## Your instructions
Note each line that includes the word "title". Copy those lines.

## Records

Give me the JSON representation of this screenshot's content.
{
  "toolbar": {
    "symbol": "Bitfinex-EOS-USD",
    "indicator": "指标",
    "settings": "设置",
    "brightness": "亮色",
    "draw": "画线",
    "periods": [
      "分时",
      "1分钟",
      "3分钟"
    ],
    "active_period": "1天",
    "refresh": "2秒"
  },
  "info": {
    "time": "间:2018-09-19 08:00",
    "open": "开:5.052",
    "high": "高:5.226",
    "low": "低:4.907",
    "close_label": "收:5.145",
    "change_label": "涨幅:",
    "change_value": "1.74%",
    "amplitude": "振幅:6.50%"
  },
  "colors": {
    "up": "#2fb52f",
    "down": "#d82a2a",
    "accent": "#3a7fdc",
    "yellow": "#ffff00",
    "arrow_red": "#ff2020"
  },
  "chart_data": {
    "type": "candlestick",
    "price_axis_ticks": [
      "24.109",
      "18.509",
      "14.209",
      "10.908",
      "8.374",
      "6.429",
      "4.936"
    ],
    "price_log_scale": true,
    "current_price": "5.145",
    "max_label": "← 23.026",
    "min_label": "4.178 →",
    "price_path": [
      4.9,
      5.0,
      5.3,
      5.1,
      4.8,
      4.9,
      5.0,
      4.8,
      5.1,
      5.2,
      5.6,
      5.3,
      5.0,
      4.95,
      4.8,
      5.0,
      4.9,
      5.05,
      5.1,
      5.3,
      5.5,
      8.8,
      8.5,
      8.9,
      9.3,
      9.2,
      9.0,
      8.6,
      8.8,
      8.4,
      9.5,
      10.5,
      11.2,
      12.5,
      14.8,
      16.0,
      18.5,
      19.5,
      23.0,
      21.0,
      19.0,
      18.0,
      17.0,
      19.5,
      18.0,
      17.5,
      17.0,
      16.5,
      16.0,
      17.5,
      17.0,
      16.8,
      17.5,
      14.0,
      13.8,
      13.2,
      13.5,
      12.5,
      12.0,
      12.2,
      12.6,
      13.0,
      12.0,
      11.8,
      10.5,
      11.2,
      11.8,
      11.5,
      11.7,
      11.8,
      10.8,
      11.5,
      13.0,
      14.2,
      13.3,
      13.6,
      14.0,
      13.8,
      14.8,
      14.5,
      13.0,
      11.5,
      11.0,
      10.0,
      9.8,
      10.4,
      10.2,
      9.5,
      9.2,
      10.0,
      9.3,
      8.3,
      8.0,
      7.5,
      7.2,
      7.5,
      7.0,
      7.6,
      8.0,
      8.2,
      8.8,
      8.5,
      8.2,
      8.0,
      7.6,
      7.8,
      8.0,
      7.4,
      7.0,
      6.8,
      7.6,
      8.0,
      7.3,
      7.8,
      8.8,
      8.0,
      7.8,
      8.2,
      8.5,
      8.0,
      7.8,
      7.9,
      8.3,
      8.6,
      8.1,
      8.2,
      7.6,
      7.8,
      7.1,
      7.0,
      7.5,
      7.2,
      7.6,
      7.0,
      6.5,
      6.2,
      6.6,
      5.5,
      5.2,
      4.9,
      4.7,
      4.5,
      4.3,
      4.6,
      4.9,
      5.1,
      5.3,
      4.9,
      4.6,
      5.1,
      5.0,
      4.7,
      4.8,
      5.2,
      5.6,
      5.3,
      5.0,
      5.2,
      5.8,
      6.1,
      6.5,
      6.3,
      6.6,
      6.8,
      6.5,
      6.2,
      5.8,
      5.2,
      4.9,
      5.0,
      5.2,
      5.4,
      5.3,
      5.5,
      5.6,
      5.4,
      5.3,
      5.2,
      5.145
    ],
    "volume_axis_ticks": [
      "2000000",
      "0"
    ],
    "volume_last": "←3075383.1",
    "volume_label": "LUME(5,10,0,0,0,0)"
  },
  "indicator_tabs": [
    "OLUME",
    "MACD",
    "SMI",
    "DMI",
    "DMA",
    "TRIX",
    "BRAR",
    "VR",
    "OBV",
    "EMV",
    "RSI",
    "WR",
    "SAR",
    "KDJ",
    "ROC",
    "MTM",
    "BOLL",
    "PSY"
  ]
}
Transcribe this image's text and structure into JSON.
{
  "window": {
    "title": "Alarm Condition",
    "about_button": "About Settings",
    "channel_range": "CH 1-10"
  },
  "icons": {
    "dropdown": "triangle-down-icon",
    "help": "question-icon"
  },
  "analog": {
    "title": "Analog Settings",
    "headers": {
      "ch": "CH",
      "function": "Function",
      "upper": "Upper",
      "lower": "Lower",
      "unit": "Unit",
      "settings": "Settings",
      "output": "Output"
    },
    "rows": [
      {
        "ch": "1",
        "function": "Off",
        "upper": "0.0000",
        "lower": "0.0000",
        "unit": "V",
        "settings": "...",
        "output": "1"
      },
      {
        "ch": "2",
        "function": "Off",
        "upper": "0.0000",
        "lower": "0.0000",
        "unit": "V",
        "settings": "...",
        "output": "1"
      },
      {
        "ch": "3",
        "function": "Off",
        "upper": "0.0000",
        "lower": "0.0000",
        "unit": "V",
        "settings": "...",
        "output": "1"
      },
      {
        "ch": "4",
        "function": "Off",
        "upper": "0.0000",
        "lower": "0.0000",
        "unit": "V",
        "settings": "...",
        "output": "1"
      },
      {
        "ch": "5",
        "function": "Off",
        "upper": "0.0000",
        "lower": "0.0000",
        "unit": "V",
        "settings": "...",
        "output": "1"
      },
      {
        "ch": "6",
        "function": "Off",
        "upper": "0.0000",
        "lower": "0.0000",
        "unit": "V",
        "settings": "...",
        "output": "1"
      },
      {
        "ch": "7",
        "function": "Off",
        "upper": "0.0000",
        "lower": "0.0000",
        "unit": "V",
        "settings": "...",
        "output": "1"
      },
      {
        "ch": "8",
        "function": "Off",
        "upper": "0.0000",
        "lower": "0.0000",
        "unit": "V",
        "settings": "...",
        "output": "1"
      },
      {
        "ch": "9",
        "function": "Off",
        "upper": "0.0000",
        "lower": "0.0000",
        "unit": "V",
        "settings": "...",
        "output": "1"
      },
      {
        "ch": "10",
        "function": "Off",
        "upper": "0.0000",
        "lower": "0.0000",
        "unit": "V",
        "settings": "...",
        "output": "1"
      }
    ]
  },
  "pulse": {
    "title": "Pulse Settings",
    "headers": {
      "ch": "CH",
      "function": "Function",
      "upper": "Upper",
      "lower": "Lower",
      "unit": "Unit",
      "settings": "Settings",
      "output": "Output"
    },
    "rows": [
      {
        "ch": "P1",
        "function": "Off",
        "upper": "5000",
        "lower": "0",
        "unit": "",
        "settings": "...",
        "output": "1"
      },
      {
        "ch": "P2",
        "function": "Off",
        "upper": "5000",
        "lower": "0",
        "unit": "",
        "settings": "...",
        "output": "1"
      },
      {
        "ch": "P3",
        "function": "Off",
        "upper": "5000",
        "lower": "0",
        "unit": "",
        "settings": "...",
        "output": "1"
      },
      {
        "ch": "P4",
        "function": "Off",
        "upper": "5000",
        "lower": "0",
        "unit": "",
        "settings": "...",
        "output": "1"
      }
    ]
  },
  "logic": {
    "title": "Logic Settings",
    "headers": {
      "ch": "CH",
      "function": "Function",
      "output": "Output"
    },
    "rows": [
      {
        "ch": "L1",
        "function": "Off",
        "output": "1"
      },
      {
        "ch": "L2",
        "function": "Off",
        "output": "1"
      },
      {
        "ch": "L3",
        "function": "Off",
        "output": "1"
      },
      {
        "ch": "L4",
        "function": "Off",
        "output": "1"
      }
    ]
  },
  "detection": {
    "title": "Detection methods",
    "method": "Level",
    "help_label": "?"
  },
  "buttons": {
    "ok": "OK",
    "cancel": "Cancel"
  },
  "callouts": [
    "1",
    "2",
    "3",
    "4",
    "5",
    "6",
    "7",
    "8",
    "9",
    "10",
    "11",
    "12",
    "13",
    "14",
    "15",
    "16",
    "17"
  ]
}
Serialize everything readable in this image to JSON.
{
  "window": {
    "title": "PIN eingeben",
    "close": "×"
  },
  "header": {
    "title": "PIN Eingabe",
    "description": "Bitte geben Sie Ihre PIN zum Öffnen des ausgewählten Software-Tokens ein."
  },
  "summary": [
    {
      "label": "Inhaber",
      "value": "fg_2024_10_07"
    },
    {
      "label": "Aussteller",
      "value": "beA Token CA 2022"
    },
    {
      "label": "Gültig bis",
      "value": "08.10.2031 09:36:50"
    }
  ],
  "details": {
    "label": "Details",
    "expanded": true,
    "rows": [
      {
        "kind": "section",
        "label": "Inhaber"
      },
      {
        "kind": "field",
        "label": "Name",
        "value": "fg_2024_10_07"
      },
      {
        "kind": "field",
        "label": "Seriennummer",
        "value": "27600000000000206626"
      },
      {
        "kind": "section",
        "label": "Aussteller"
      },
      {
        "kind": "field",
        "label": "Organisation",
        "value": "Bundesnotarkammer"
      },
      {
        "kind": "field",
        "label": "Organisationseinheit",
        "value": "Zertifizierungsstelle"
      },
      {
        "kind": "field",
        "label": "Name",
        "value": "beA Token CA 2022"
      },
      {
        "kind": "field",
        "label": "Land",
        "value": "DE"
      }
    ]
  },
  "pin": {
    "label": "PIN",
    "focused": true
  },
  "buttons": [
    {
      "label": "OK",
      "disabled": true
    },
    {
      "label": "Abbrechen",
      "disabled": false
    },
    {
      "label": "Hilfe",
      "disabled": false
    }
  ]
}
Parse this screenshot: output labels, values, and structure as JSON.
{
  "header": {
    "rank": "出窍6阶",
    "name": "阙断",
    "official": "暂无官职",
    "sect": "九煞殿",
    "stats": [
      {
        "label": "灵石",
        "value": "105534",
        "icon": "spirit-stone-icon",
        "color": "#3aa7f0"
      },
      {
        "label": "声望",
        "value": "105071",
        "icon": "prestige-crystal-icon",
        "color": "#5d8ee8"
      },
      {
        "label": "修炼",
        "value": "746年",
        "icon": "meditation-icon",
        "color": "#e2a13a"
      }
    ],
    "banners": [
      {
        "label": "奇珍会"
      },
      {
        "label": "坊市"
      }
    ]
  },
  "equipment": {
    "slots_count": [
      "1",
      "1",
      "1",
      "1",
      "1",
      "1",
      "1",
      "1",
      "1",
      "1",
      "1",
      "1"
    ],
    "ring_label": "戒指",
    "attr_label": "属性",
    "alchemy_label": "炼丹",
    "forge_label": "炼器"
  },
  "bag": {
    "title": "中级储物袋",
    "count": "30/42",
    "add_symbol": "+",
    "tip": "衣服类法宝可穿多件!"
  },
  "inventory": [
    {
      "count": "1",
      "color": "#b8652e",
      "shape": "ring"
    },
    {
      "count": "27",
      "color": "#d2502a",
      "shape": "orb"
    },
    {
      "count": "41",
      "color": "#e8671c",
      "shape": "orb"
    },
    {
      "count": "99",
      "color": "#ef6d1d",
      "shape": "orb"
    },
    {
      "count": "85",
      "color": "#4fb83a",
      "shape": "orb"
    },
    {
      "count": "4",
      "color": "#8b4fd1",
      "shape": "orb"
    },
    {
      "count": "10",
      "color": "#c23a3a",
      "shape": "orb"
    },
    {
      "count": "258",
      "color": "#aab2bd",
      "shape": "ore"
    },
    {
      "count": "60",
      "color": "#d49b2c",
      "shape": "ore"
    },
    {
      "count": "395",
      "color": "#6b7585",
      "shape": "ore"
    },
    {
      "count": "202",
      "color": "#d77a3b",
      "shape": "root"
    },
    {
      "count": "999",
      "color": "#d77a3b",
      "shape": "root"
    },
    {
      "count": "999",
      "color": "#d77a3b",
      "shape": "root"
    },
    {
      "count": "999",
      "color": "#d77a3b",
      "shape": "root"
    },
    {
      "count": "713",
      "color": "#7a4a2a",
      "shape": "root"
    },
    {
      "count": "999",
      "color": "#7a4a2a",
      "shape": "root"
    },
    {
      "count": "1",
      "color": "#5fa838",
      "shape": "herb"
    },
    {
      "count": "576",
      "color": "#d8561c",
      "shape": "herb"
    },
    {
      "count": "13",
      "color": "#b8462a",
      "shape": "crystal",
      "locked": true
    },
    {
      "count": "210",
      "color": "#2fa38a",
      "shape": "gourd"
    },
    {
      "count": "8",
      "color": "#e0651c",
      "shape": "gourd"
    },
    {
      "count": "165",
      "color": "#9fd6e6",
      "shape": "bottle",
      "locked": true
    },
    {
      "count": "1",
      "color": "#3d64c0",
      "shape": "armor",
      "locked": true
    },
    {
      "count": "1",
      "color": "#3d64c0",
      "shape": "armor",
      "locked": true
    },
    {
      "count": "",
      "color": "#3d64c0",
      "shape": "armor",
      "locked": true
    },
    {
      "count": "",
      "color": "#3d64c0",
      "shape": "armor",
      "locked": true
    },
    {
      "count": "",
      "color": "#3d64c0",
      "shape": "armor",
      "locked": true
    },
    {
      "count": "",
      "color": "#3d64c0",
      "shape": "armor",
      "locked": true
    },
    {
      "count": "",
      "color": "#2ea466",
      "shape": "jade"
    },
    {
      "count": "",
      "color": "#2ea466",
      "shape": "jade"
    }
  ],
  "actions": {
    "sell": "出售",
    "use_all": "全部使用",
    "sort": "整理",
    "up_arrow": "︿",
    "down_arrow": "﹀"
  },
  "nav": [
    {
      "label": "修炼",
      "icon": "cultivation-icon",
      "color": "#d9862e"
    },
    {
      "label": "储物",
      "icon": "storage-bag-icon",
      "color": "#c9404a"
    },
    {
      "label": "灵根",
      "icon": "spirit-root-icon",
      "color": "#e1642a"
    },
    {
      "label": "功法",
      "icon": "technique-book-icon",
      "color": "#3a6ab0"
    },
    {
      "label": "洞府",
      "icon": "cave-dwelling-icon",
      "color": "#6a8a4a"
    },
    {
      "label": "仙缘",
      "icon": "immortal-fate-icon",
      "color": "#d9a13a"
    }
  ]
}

## Response below
    "title": "Alarm Condition",
    "title": "Analog Settings",
    "title": "Pulse Settings",
    "title": "Logic Settings",
    "title": "Detection methods",
    "title": "PIN eingeben",
    "title": "PIN Eingabe",
    "title": "中级储物袋",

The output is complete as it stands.